- TASK OBJECTIVE: Reproduce the entries below verbatim, from the first one through the one containing "remove-button[interactable]: Remove: [648, 287, 747, 322]", including both ends.

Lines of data
※

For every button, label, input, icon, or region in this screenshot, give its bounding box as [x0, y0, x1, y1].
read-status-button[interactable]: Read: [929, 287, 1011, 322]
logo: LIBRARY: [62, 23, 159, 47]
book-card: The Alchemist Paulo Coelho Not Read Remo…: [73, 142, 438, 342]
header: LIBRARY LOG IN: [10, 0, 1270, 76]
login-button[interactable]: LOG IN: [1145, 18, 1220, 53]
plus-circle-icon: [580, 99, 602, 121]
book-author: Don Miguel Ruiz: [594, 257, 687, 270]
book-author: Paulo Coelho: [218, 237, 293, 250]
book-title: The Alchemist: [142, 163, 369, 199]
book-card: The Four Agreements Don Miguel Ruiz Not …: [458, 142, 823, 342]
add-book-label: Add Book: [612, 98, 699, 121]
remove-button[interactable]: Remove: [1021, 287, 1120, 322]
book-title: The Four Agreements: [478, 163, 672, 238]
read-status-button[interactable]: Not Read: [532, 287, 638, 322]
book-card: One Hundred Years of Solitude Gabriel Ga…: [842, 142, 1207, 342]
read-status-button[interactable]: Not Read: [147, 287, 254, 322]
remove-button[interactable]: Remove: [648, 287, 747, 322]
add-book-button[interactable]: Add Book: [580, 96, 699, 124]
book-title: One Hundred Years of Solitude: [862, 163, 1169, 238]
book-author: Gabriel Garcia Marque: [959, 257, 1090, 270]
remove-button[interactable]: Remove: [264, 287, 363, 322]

※

- FULL SOLUTION:
For every button, label, input, icon, or region in this screenshot, give its bounding box as [x0, y0, x1, y1].
read-status-button[interactable]: Read: [929, 287, 1011, 322]
logo: LIBRARY: [62, 23, 159, 47]
book-card: The Alchemist Paulo Coelho Not Read Remo…: [73, 142, 438, 342]
header: LIBRARY LOG IN: [10, 0, 1270, 76]
login-button[interactable]: LOG IN: [1145, 18, 1220, 53]
plus-circle-icon: [580, 99, 602, 121]
book-author: Don Miguel Ruiz: [594, 257, 687, 270]
book-author: Paulo Coelho: [218, 237, 293, 250]
book-title: The Alchemist: [142, 163, 369, 199]
book-card: The Four Agreements Don Miguel Ruiz Not …: [458, 142, 823, 342]
add-book-label: Add Book: [612, 98, 699, 121]
remove-button[interactable]: Remove: [1021, 287, 1120, 322]
book-title: The Four Agreements: [478, 163, 672, 238]
read-status-button[interactable]: Not Read: [532, 287, 638, 322]
book-card: One Hundred Years of Solitude Gabriel Ga…: [842, 142, 1207, 342]
read-status-button[interactable]: Not Read: [147, 287, 254, 322]
remove-button[interactable]: Remove: [648, 287, 747, 322]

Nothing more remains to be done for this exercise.